--- START OF Given records ---

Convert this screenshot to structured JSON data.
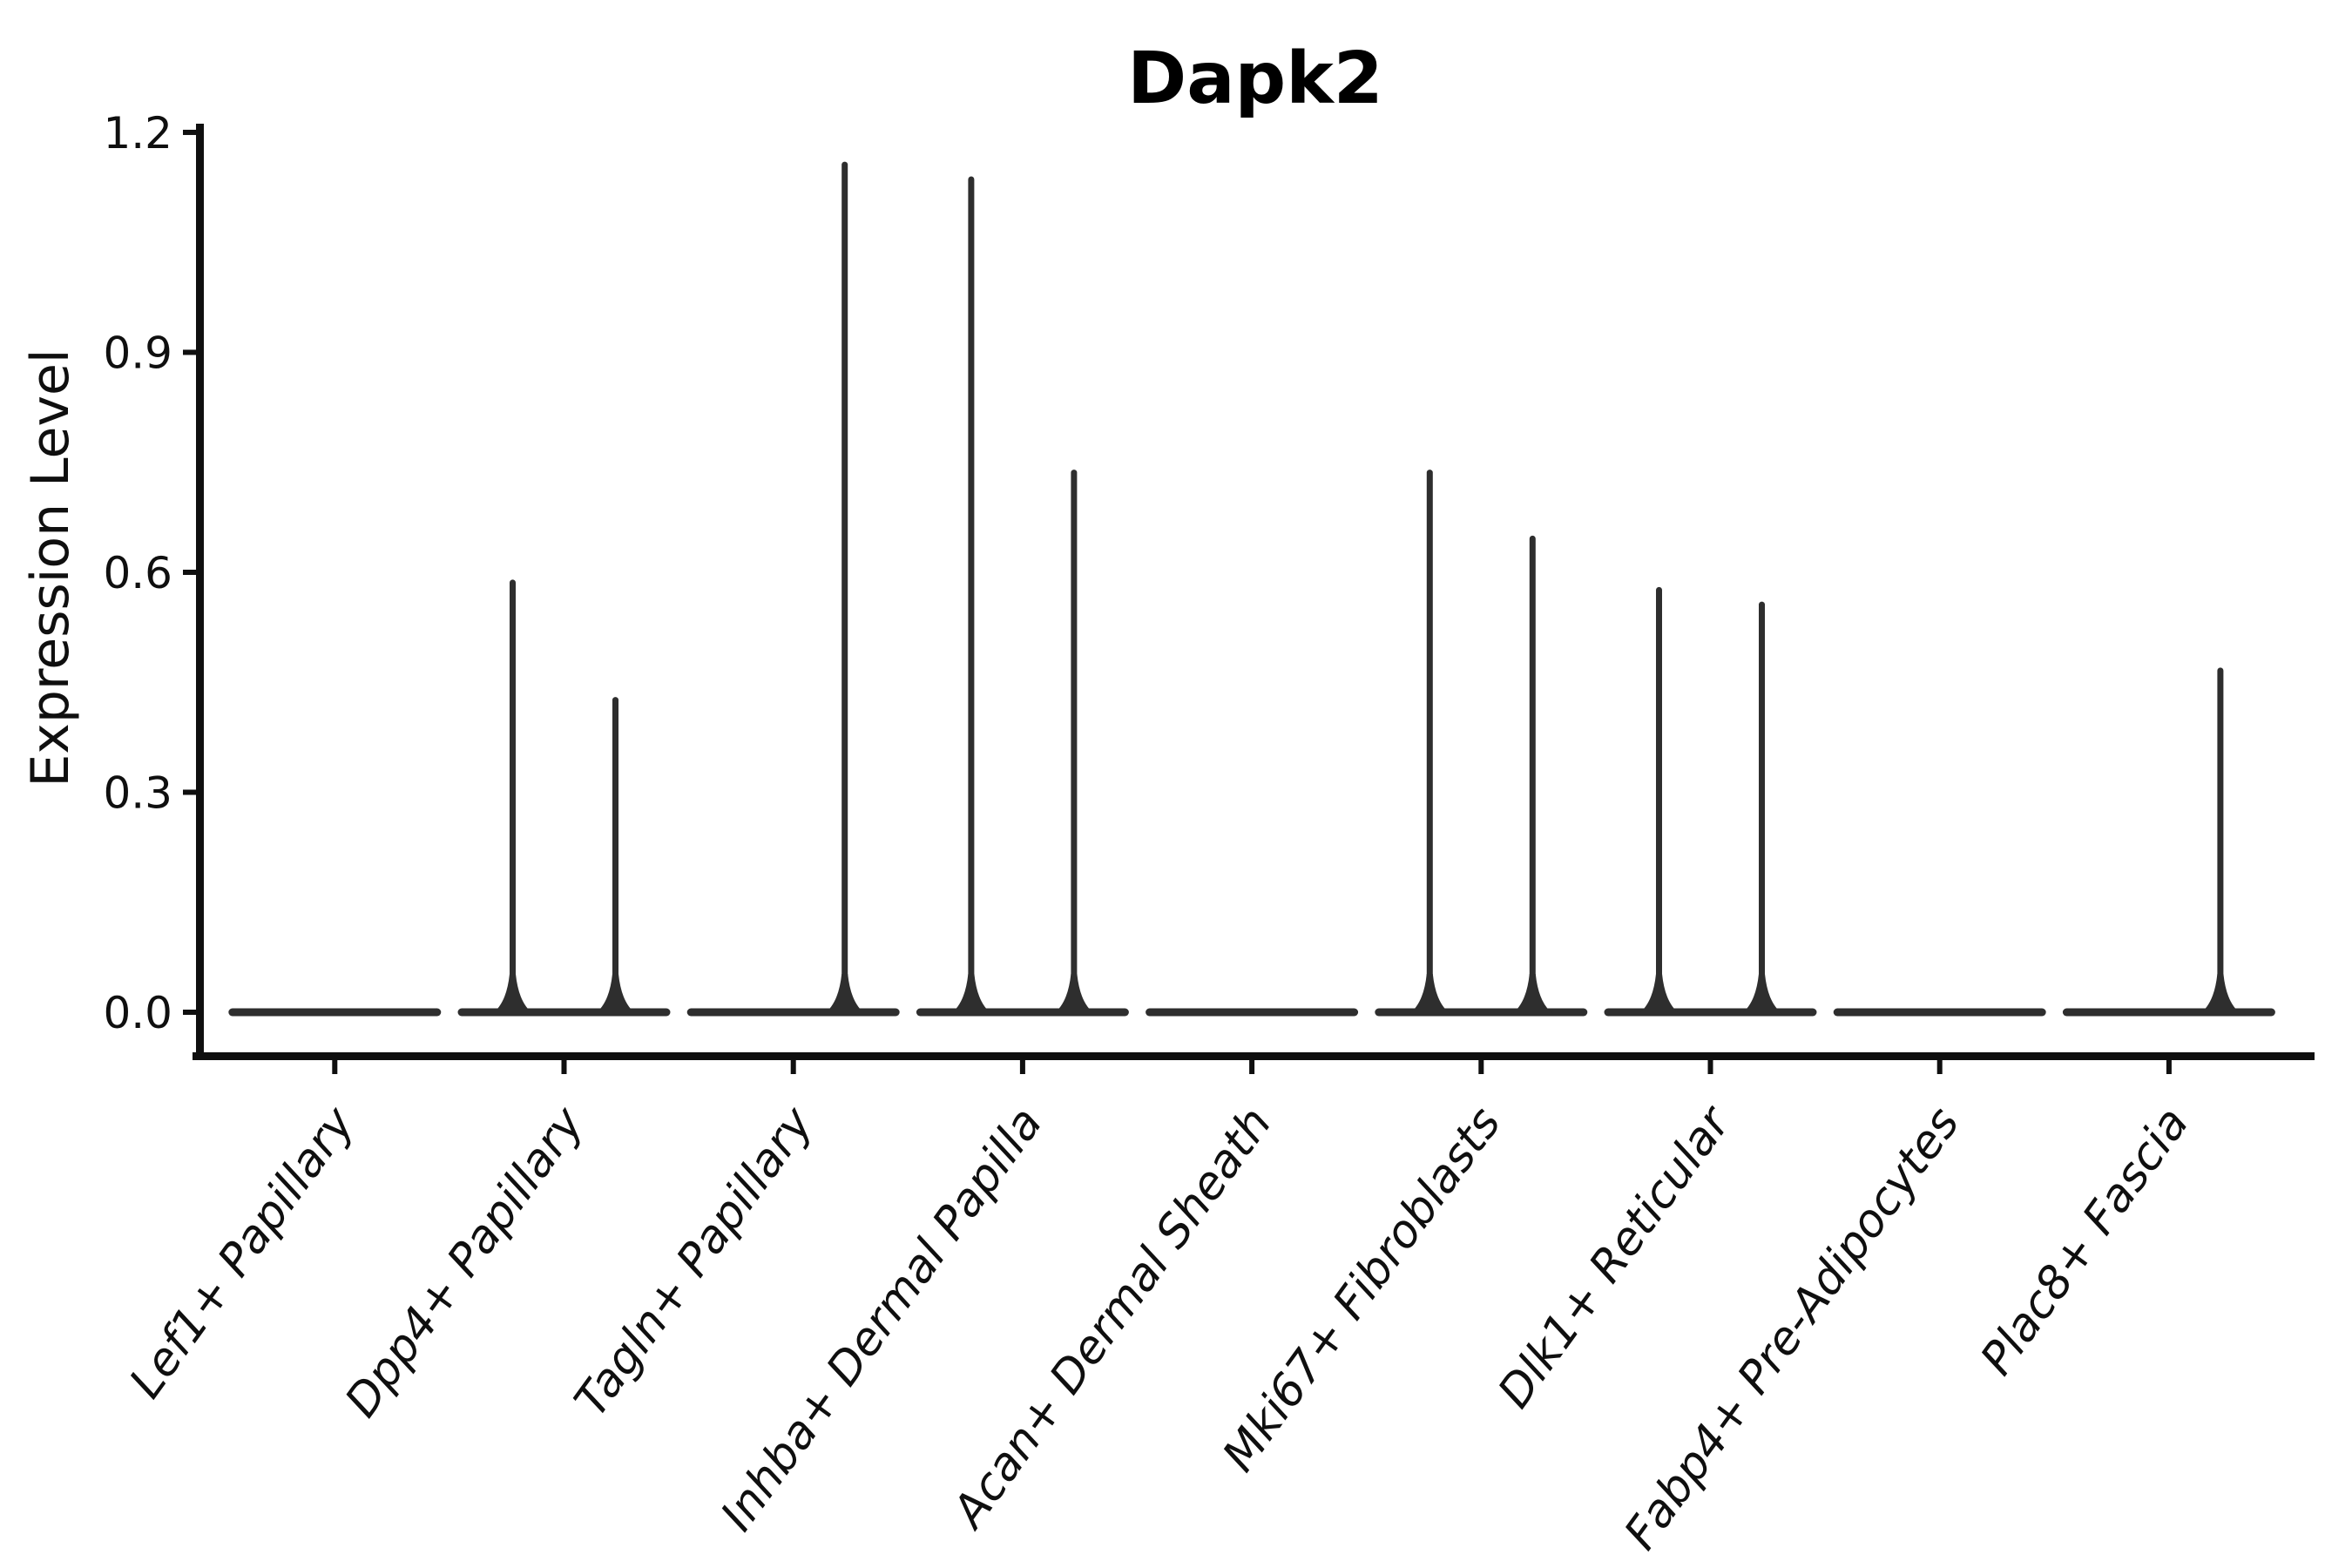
{
  "figure": {
    "title": "Dapk2",
    "ylabel": "Expression Level"
  },
  "chart_data": {
    "type": "violin",
    "title": "Dapk2",
    "xlabel": "",
    "ylabel": "Expression Level",
    "ylim": [
      0,
      1.2
    ],
    "yticks": [
      0.0,
      0.3,
      0.6,
      0.9,
      1.2
    ],
    "ytick_labels": [
      "0.0",
      "0.3",
      "0.6",
      "0.9",
      "1.2"
    ],
    "categories": [
      "Lef1+ Papillary",
      "Dpp4+ Papillary",
      "Tagln+ Papillary",
      "Inhba+ Dermal Papilla",
      "Acan+ Dermal Sheath",
      "Mki67+ Fibroblasts",
      "Dlk1+ Reticular",
      "Fabp4+ Pre-Adipocytes",
      "Plac8+ Fascia"
    ],
    "grid": false,
    "legend": false,
    "background": "#ffffff",
    "violin_color": "#2e2e2e",
    "axis_color": "#0f0f0f",
    "baseline_value": 0.0,
    "series": [
      {
        "name": "left-half-violin",
        "max_expression": [
          0,
          0.59,
          0,
          1.14,
          0,
          0.74,
          0.58,
          0,
          0
        ]
      },
      {
        "name": "right-half-violin",
        "max_expression": [
          0,
          0.43,
          1.16,
          0.74,
          0,
          0.65,
          0.56,
          0,
          0.47
        ]
      }
    ]
  }
}
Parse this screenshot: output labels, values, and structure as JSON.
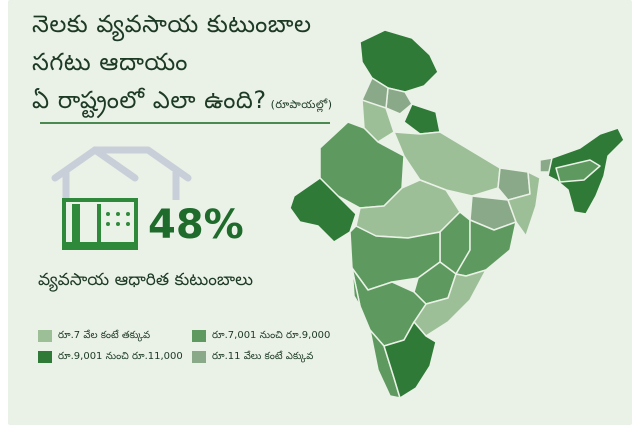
{
  "title": {
    "line1": "నెలకు వ్యవసాయ కుటుంబాల",
    "line2": "సగటు ఆదాయం",
    "line3": "ఏ రాష్ట్రంలో ఎలా ఉంది?",
    "unit": "(రూపాయల్లో)"
  },
  "stat": {
    "value": "48%",
    "label": "వ్యవసాయ ఆధారిత కుటుంబాలు"
  },
  "legend": [
    {
      "label": "రూ.7 వేల కంటే తక్కువ",
      "color": "#9dbf97"
    },
    {
      "label": "రూ.7,001 నుంచి రూ.9,000",
      "color": "#5e9a5f"
    },
    {
      "label": "రూ.9,001 నుంచి రూ.11,000",
      "color": "#2e7a36"
    },
    {
      "label": "రూ.11 వేలు కంటే ఎక్కువ",
      "color": "#8aa989"
    }
  ],
  "colors": {
    "background": "#eaf1e7",
    "text": "#1d3a25",
    "accent": "#1f6b2c",
    "house_outline": "#c9cfd9"
  },
  "icons": [
    "house-icon"
  ]
}
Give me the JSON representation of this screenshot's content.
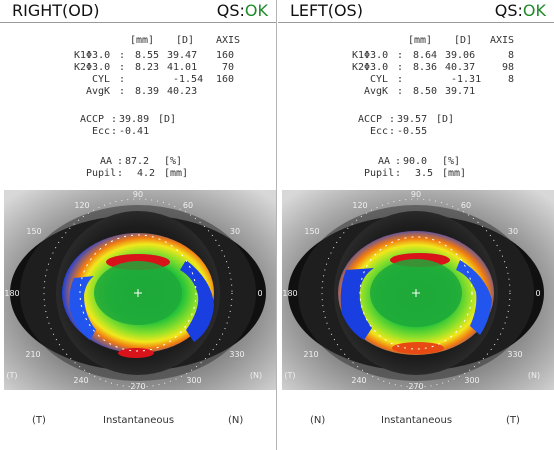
{
  "right": {
    "title": "RIGHT(OD)",
    "qs_label": "QS:",
    "qs_status": "OK",
    "units": {
      "mm": "[mm]",
      "d": "[D]",
      "axis": "AXIS"
    },
    "rows": [
      {
        "label": "K1Φ3.0",
        "colon": ":",
        "mm": "8.55",
        "d": "39.47",
        "axis": "160"
      },
      {
        "label": "K2Φ3.0",
        "colon": ":",
        "mm": "8.23",
        "d": "41.01",
        "axis": "70"
      },
      {
        "label": "CYL",
        "colon": ":",
        "mm": "",
        "d": "-1.54",
        "axis": "160"
      },
      {
        "label": "AvgK",
        "colon": ":",
        "mm": "8.39",
        "d": "40.23",
        "axis": ""
      }
    ],
    "accp": {
      "label": "ACCP",
      "colon": ":",
      "value": "39.89",
      "unit": "[D]"
    },
    "ecc": {
      "label": "Ecc",
      "colon": ":",
      "value": "-0.41"
    },
    "aa": {
      "label": "AA",
      "colon": ":",
      "value": "87.2",
      "unit": "[%]"
    },
    "pupil": {
      "label": "Pupil",
      "colon": ":",
      "value": "4.2",
      "unit": "[mm]"
    },
    "dial": {
      "t90": "90",
      "t60": "60",
      "t30": "30",
      "t0": "0",
      "t330": "330",
      "t300": "300",
      "t270": "270",
      "t240": "240",
      "t210": "210",
      "t180": "180",
      "t150": "150",
      "t120": "120",
      "side_l": "(T)",
      "side_r": "(N)"
    },
    "caption_left": "(T)",
    "caption_mid": "Instantaneous",
    "caption_right": "(N)"
  },
  "left": {
    "title": "LEFT(OS)",
    "qs_label": "QS:",
    "qs_status": "OK",
    "units": {
      "mm": "[mm]",
      "d": "[D]",
      "axis": "AXIS"
    },
    "rows": [
      {
        "label": "K1Φ3.0",
        "colon": ":",
        "mm": "8.64",
        "d": "39.06",
        "axis": "8"
      },
      {
        "label": "K2Φ3.0",
        "colon": ":",
        "mm": "8.36",
        "d": "40.37",
        "axis": "98"
      },
      {
        "label": "CYL",
        "colon": ":",
        "mm": "",
        "d": "-1.31",
        "axis": "8"
      },
      {
        "label": "AvgK",
        "colon": ":",
        "mm": "8.50",
        "d": "39.71",
        "axis": ""
      }
    ],
    "accp": {
      "label": "ACCP",
      "colon": ":",
      "value": "39.57",
      "unit": "[D]"
    },
    "ecc": {
      "label": "Ecc",
      "colon": ":",
      "value": "-0.55"
    },
    "aa": {
      "label": "AA",
      "colon": ":",
      "value": "90.0",
      "unit": "[%]"
    },
    "pupil": {
      "label": "Pupil",
      "colon": ":",
      "value": "3.5",
      "unit": "[mm]"
    },
    "dial": {
      "t90": "90",
      "t60": "60",
      "t30": "30",
      "t0": "0",
      "t330": "330",
      "t300": "300",
      "t270": "270",
      "t240": "240",
      "t210": "210",
      "t180": "180",
      "t150": "150",
      "t120": "120",
      "side_l": "(T)",
      "side_r": "(N)"
    },
    "caption_left": "(N)",
    "caption_mid": "Instantaneous",
    "caption_right": "(T)"
  }
}
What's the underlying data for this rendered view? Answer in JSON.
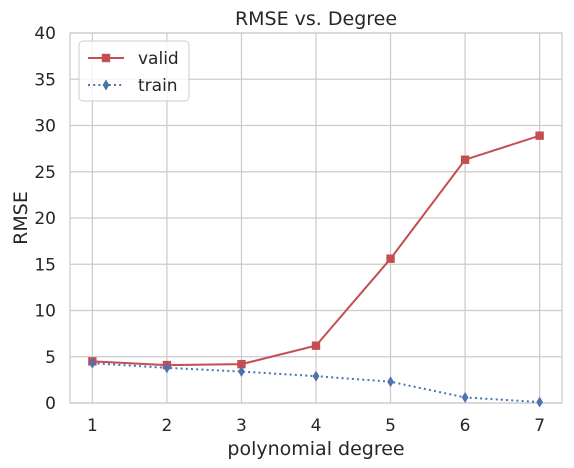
{
  "chart_data": {
    "type": "line",
    "title": "RMSE vs. Degree",
    "xlabel": "polynomial degree",
    "ylabel": "RMSE",
    "x": [
      1,
      2,
      3,
      4,
      5,
      6,
      7
    ],
    "xlim": [
      0.7,
      7.3
    ],
    "ylim": [
      0,
      40
    ],
    "xticks": [
      1,
      2,
      3,
      4,
      5,
      6,
      7
    ],
    "yticks": [
      0,
      5,
      10,
      15,
      20,
      25,
      30,
      35,
      40
    ],
    "grid": true,
    "legend_position": "top-left",
    "series": [
      {
        "name": "valid",
        "values": [
          4.5,
          4.1,
          4.2,
          6.2,
          15.6,
          26.3,
          28.9
        ],
        "color": "#c44e52",
        "marker": "square",
        "line_style": "solid"
      },
      {
        "name": "train",
        "values": [
          4.3,
          3.8,
          3.4,
          2.9,
          2.3,
          0.6,
          0.1
        ],
        "color": "#4c72b0",
        "marker": "diamond",
        "line_style": "dotted"
      }
    ]
  }
}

--- END OF Given records ---

Written problem> Would you set down the listing exactly, omitting pictures?

The result>
Convert this screenshot to structured JSON data.
{
  "figure": {
    "title": "Dapk2",
    "ylabel": "Expression Level"
  },
  "chart_data": {
    "type": "violin",
    "title": "Dapk2",
    "xlabel": "",
    "ylabel": "Expression Level",
    "ylim": [
      0,
      1.2
    ],
    "yticks": [
      0.0,
      0.3,
      0.6,
      0.9,
      1.2
    ],
    "ytick_labels": [
      "0.0",
      "0.3",
      "0.6",
      "0.9",
      "1.2"
    ],
    "categories": [
      "Lef1+ Papillary",
      "Dpp4+ Papillary",
      "Tagln+ Papillary",
      "Inhba+ Dermal Papilla",
      "Acan+ Dermal Sheath",
      "Mki67+ Fibroblasts",
      "Dlk1+ Reticular",
      "Fabp4+ Pre-Adipocytes",
      "Plac8+ Fascia"
    ],
    "grid": false,
    "legend": false,
    "background": "#ffffff",
    "violin_color": "#2e2e2e",
    "axis_color": "#0f0f0f",
    "baseline_value": 0.0,
    "series": [
      {
        "name": "left-half-violin",
        "max_expression": [
          0,
          0.59,
          0,
          1.14,
          0,
          0.74,
          0.58,
          0,
          0
        ]
      },
      {
        "name": "right-half-violin",
        "max_expression": [
          0,
          0.43,
          1.16,
          0.74,
          0,
          0.65,
          0.56,
          0,
          0.47
        ]
      }
    ]
  }
}
Parse this screenshot: output labels, values, and structure as JSON.
{
  "title": {
    "line1": "నెలకు వ్యవసాయ కుటుంబాల",
    "line2": "సగటు ఆదాయం",
    "line3": "ఏ రాష్ట్రంలో ఎలా ఉంది?",
    "unit": "(రూపాయల్లో)"
  },
  "stat": {
    "value": "48%",
    "label": "వ్యవసాయ ఆధారిత కుటుంబాలు"
  },
  "legend": [
    {
      "label": "రూ.7 వేల కంటే తక్కువ",
      "color": "#9dbf97"
    },
    {
      "label": "రూ.7,001 నుంచి రూ.9,000",
      "color": "#5e9a5f"
    },
    {
      "label": "రూ.9,001 నుంచి రూ.11,000",
      "color": "#2e7a36"
    },
    {
      "label": "రూ.11 వేలు కంటే ఎక్కువ",
      "color": "#8aa989"
    }
  ],
  "colors": {
    "background": "#eaf1e7",
    "text": "#1d3a25",
    "accent": "#1f6b2c",
    "house_outline": "#c9cfd9"
  },
  "icons": [
    "house-icon"
  ]
}
Give me the JSON representation of this screenshot's content.
{
  "right": {
    "title": "RIGHT(OD)",
    "qs_label": "QS:",
    "qs_status": "OK",
    "units": {
      "mm": "[mm]",
      "d": "[D]",
      "axis": "AXIS"
    },
    "rows": [
      {
        "label": "K1Φ3.0",
        "colon": ":",
        "mm": "8.55",
        "d": "39.47",
        "axis": "160"
      },
      {
        "label": "K2Φ3.0",
        "colon": ":",
        "mm": "8.23",
        "d": "41.01",
        "axis": "70"
      },
      {
        "label": "CYL",
        "colon": ":",
        "mm": "",
        "d": "-1.54",
        "axis": "160"
      },
      {
        "label": "AvgK",
        "colon": ":",
        "mm": "8.39",
        "d": "40.23",
        "axis": ""
      }
    ],
    "accp": {
      "label": "ACCP",
      "colon": ":",
      "value": "39.89",
      "unit": "[D]"
    },
    "ecc": {
      "label": "Ecc",
      "colon": ":",
      "value": "-0.41"
    },
    "aa": {
      "label": "AA",
      "colon": ":",
      "value": "87.2",
      "unit": "[%]"
    },
    "pupil": {
      "label": "Pupil",
      "colon": ":",
      "value": "4.2",
      "unit": "[mm]"
    },
    "dial": {
      "t90": "90",
      "t60": "60",
      "t30": "30",
      "t0": "0",
      "t330": "330",
      "t300": "300",
      "t270": "270",
      "t240": "240",
      "t210": "210",
      "t180": "180",
      "t150": "150",
      "t120": "120",
      "side_l": "(T)",
      "side_r": "(N)"
    },
    "caption_left": "(T)",
    "caption_mid": "Instantaneous",
    "caption_right": "(N)"
  },
  "left": {
    "title": "LEFT(OS)",
    "qs_label": "QS:",
    "qs_status": "OK",
    "units": {
      "mm": "[mm]",
      "d": "[D]",
      "axis": "AXIS"
    },
    "rows": [
      {
        "label": "K1Φ3.0",
        "colon": ":",
        "mm": "8.64",
        "d": "39.06",
        "axis": "8"
      },
      {
        "label": "K2Φ3.0",
        "colon": ":",
        "mm": "8.36",
        "d": "40.37",
        "axis": "98"
      },
      {
        "label": "CYL",
        "colon": ":",
        "mm": "",
        "d": "-1.31",
        "axis": "8"
      },
      {
        "label": "AvgK",
        "colon": ":",
        "mm": "8.50",
        "d": "39.71",
        "axis": ""
      }
    ],
    "accp": {
      "label": "ACCP",
      "colon": ":",
      "value": "39.57",
      "unit": "[D]"
    },
    "ecc": {
      "label": "Ecc",
      "colon": ":",
      "value": "-0.55"
    },
    "aa": {
      "label": "AA",
      "colon": ":",
      "value": "90.0",
      "unit": "[%]"
    },
    "pupil": {
      "label": "Pupil",
      "colon": ":",
      "value": "3.5",
      "unit": "[mm]"
    },
    "dial": {
      "t90": "90",
      "t60": "60",
      "t30": "30",
      "t0": "0",
      "t330": "330",
      "t300": "300",
      "t270": "270",
      "t240": "240",
      "t210": "210",
      "t180": "180",
      "t150": "150",
      "t120": "120",
      "side_l": "(T)",
      "side_r": "(N)"
    },
    "caption_left": "(N)",
    "caption_mid": "Instantaneous",
    "caption_right": "(T)"
  }
}
What's the underlying data for this rendered view? Answer in JSON.
{
  "chart_data": {
    "type": "line",
    "title": "RMSE vs. Degree",
    "xlabel": "polynomial degree",
    "ylabel": "RMSE",
    "x": [
      1,
      2,
      3,
      4,
      5,
      6,
      7
    ],
    "xlim": [
      0.7,
      7.3
    ],
    "ylim": [
      0,
      40
    ],
    "xticks": [
      1,
      2,
      3,
      4,
      5,
      6,
      7
    ],
    "yticks": [
      0,
      5,
      10,
      15,
      20,
      25,
      30,
      35,
      40
    ],
    "grid": true,
    "legend_position": "top-left",
    "series": [
      {
        "name": "valid",
        "values": [
          4.5,
          4.1,
          4.2,
          6.2,
          15.6,
          26.3,
          28.9
        ],
        "color": "#c44e52",
        "marker": "square",
        "line_style": "solid"
      },
      {
        "name": "train",
        "values": [
          4.3,
          3.8,
          3.4,
          2.9,
          2.3,
          0.6,
          0.1
        ],
        "color": "#4c72b0",
        "marker": "diamond",
        "line_style": "dotted"
      }
    ]
  }
}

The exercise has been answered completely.